Required work:
Copy out each of the rows below without changing a character. Leave the pictures out of your copy.
......
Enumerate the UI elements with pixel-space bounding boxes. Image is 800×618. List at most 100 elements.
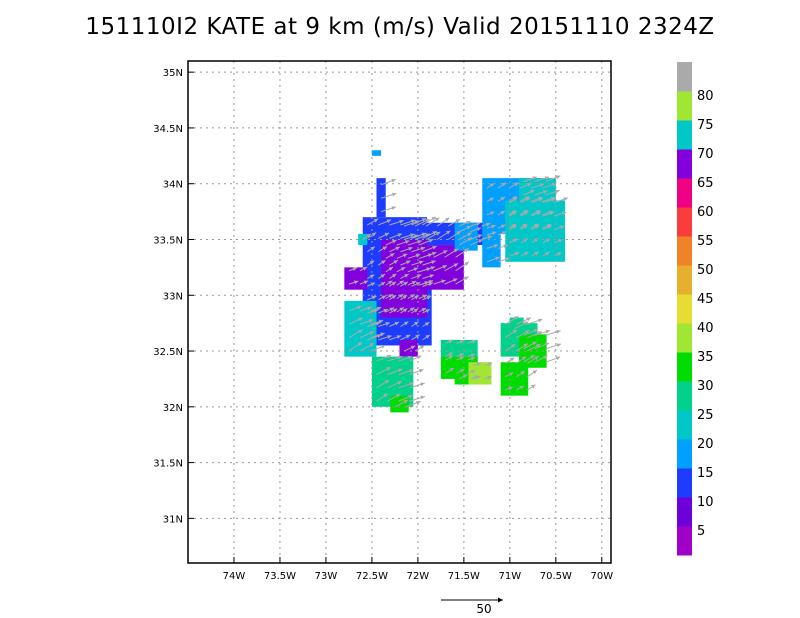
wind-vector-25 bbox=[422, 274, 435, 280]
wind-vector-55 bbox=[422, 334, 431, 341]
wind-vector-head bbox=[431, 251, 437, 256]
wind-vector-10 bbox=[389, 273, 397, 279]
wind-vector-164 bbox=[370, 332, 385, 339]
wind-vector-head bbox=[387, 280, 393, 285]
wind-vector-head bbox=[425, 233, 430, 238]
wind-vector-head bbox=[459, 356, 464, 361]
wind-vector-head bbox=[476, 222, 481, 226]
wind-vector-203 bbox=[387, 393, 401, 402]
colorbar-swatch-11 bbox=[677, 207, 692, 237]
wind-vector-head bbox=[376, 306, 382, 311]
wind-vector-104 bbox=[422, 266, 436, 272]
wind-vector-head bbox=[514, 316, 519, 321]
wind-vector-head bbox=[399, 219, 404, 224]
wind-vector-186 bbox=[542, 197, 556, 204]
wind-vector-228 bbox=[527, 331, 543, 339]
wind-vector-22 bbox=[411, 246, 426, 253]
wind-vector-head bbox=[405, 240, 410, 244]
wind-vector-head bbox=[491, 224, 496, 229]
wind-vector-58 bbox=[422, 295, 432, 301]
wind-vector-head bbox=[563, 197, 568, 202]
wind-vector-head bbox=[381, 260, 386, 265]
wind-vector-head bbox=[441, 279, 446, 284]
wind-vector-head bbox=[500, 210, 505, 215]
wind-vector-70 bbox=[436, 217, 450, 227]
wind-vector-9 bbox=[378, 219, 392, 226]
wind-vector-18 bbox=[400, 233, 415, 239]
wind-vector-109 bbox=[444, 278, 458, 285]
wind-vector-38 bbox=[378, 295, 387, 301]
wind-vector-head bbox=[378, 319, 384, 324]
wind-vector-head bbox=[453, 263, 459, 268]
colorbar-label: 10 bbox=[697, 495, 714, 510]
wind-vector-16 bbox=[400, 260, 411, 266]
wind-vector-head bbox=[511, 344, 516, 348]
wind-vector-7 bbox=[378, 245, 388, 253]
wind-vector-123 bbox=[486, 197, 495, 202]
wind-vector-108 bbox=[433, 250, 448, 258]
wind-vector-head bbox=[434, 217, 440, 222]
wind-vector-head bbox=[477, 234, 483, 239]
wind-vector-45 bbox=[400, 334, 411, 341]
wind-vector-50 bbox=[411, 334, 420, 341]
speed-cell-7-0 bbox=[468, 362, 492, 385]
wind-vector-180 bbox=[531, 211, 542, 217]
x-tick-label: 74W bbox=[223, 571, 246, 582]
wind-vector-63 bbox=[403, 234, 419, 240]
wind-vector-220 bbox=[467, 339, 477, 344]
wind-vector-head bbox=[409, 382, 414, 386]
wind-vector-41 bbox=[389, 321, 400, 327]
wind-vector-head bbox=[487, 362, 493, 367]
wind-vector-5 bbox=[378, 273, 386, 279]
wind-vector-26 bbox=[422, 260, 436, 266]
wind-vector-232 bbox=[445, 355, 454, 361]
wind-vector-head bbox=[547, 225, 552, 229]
......
Output below:
Enumerate the UI elements with pixel-space bounding boxes. Image is 800×618. List at most 100 elements.
wind-vector-25 bbox=[422, 274, 435, 280]
wind-vector-55 bbox=[422, 334, 431, 341]
wind-vector-head bbox=[431, 251, 437, 256]
wind-vector-10 bbox=[389, 273, 397, 279]
wind-vector-164 bbox=[370, 332, 385, 339]
wind-vector-head bbox=[387, 280, 393, 285]
wind-vector-head bbox=[425, 233, 430, 238]
wind-vector-head bbox=[459, 356, 464, 361]
wind-vector-head bbox=[476, 222, 481, 226]
wind-vector-203 bbox=[387, 393, 401, 402]
colorbar-swatch-11 bbox=[677, 207, 692, 237]
wind-vector-head bbox=[376, 306, 382, 311]
wind-vector-104 bbox=[422, 266, 436, 272]
wind-vector-head bbox=[514, 316, 519, 321]
wind-vector-head bbox=[399, 219, 404, 224]
wind-vector-186 bbox=[542, 197, 556, 204]
wind-vector-228 bbox=[527, 331, 543, 339]
wind-vector-22 bbox=[411, 246, 426, 253]
wind-vector-head bbox=[405, 240, 410, 244]
wind-vector-head bbox=[491, 224, 496, 229]
wind-vector-58 bbox=[422, 295, 432, 301]
wind-vector-head bbox=[563, 197, 568, 202]
wind-vector-head bbox=[381, 260, 386, 265]
wind-vector-head bbox=[441, 279, 446, 284]
wind-vector-head bbox=[500, 210, 505, 215]
wind-vector-70 bbox=[436, 217, 450, 227]
wind-vector-9 bbox=[378, 219, 392, 226]
wind-vector-18 bbox=[400, 233, 415, 239]
wind-vector-109 bbox=[444, 278, 458, 285]
wind-vector-38 bbox=[378, 295, 387, 301]
wind-vector-head bbox=[378, 319, 384, 324]
wind-vector-head bbox=[453, 263, 459, 268]
colorbar-label: 10 bbox=[697, 495, 714, 510]
wind-vector-16 bbox=[400, 260, 411, 266]
wind-vector-head bbox=[511, 344, 516, 348]
wind-vector-7 bbox=[378, 245, 388, 253]
wind-vector-123 bbox=[486, 197, 495, 202]
wind-vector-108 bbox=[433, 250, 448, 258]
wind-vector-head bbox=[434, 217, 440, 222]
wind-vector-head bbox=[477, 234, 483, 239]
wind-vector-45 bbox=[400, 334, 411, 341]
wind-vector-50 bbox=[411, 334, 420, 341]
speed-cell-7-0 bbox=[468, 362, 492, 385]
wind-vector-180 bbox=[531, 211, 542, 217]
x-tick-label: 74W bbox=[223, 571, 246, 582]
wind-vector-63 bbox=[403, 234, 419, 240]
wind-vector-220 bbox=[467, 339, 477, 344]
wind-vector-head bbox=[409, 382, 414, 386]
wind-vector-41 bbox=[389, 321, 400, 327]
wind-vector-head bbox=[487, 362, 493, 367]
wind-vector-5 bbox=[378, 273, 386, 279]
wind-vector-26 bbox=[422, 260, 436, 266]
wind-vector-232 bbox=[445, 355, 454, 361]
wind-vector-head bbox=[547, 225, 552, 229]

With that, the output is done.